Records excerpted from a collection
-.-.-
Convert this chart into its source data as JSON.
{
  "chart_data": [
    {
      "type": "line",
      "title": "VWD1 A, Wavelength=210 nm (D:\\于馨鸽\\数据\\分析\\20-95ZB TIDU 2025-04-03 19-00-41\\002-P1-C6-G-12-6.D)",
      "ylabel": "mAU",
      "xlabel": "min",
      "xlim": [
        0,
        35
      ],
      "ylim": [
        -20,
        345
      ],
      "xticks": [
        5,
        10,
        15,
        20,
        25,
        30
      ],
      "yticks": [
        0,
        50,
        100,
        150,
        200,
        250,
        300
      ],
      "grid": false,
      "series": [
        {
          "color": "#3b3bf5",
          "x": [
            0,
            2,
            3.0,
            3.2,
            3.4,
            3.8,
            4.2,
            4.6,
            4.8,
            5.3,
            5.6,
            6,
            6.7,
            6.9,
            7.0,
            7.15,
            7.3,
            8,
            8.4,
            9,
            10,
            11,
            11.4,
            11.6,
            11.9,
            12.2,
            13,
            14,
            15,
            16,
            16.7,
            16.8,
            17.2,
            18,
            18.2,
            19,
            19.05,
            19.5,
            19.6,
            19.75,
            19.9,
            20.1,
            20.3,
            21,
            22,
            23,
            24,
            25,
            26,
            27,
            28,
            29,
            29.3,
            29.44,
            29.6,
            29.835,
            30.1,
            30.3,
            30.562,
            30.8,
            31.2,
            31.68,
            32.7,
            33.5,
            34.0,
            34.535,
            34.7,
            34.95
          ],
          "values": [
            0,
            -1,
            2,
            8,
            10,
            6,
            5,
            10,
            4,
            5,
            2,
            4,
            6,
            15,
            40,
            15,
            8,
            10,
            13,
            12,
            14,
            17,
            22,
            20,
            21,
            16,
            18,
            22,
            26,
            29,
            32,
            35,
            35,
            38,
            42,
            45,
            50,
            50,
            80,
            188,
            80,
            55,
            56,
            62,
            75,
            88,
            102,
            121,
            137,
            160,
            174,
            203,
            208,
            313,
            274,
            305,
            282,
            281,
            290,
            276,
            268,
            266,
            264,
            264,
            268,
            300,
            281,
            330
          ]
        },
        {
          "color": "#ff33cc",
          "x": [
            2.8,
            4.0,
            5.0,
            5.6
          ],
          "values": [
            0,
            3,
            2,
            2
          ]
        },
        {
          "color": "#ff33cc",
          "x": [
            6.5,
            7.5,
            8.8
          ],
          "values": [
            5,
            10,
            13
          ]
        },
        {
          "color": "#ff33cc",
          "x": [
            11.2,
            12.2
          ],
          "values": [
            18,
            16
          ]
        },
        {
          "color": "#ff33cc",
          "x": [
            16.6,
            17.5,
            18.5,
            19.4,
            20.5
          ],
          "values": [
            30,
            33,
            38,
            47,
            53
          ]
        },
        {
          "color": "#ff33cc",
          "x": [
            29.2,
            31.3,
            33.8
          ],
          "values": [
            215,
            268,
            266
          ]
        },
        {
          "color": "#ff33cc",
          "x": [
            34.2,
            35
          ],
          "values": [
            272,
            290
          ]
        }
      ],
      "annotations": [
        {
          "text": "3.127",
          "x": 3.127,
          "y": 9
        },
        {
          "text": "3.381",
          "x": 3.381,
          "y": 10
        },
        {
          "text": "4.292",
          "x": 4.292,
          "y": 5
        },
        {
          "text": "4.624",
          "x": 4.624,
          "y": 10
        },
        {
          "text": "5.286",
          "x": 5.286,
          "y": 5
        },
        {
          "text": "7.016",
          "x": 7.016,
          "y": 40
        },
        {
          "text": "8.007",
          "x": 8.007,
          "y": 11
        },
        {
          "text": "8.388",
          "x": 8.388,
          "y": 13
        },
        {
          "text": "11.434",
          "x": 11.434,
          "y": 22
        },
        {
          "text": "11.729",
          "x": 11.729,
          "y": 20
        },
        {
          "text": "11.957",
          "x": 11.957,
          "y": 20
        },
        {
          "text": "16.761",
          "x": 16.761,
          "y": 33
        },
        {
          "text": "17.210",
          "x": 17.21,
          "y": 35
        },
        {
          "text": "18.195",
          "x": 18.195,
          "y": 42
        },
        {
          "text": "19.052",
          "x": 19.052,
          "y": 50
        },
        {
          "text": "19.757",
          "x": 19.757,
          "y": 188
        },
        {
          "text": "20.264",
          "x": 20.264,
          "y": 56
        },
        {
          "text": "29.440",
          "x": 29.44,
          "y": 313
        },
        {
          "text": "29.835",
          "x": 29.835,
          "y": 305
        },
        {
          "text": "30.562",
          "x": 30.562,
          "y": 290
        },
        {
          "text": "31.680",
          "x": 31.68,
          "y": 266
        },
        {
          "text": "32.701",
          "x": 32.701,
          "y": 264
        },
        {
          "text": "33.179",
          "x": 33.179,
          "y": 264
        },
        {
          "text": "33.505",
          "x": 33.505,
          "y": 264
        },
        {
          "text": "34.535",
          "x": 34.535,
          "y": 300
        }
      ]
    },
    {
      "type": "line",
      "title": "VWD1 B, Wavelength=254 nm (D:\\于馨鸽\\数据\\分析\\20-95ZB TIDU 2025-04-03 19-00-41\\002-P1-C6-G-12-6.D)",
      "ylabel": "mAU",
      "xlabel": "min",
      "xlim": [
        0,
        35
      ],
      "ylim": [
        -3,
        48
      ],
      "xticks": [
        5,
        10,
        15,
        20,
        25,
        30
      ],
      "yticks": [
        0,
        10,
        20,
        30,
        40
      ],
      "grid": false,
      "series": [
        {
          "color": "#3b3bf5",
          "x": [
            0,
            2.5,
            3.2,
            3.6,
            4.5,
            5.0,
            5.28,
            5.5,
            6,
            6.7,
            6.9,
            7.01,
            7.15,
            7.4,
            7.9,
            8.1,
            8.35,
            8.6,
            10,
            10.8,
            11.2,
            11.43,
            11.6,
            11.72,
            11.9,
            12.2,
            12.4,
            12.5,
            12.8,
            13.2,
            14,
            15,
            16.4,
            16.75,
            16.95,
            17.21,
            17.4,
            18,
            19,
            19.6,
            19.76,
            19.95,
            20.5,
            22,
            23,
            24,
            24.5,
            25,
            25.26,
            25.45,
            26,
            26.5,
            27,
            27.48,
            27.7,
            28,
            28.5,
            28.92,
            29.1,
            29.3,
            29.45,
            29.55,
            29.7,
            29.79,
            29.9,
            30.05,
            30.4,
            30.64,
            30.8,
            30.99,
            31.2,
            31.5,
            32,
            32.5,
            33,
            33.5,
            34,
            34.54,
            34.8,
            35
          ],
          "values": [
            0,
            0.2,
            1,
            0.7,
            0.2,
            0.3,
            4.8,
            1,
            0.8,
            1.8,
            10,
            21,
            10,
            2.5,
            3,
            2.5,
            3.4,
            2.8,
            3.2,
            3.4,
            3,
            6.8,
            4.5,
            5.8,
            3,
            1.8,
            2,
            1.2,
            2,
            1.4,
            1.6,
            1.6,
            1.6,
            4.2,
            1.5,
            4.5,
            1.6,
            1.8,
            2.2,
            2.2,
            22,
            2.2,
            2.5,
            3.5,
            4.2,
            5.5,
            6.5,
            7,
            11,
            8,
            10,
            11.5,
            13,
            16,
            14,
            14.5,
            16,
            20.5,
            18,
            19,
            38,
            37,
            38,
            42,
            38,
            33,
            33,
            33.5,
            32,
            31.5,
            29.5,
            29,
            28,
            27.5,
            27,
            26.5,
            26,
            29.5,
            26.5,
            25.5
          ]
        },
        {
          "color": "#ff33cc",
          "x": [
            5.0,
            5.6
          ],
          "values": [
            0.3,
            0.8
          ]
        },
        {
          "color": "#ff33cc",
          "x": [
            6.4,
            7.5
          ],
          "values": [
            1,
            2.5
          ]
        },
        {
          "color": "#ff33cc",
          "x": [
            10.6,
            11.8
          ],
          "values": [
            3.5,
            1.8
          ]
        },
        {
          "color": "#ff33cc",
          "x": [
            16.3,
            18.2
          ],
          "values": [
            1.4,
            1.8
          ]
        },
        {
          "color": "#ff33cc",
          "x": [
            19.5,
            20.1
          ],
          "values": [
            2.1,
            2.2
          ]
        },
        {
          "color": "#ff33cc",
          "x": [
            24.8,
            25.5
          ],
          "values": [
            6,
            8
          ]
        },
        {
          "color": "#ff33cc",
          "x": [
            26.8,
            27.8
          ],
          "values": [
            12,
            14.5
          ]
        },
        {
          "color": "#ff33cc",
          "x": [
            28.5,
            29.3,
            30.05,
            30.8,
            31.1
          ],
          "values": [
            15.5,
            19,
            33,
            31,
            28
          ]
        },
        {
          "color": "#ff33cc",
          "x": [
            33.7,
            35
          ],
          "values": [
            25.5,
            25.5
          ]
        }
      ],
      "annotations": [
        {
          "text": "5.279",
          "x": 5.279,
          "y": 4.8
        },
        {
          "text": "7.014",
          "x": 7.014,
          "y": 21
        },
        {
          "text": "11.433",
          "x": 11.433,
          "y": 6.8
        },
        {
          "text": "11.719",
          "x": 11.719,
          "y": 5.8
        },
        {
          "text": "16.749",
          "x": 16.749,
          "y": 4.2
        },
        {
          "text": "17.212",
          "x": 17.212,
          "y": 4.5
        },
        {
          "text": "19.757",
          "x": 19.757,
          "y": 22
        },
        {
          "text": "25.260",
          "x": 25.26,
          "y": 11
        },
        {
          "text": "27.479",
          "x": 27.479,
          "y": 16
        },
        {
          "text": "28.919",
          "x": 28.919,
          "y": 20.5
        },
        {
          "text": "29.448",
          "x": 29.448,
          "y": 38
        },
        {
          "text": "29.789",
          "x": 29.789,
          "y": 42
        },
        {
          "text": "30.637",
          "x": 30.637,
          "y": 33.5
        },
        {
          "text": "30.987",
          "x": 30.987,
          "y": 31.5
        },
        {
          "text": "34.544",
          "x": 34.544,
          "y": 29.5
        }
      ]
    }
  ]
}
-.-.-
WHAT YOU NEED TO DO - How many lines of the listing above include the word "TIDU"? State the number and nothing else.

OUTPUT FOR THIS TASK - 2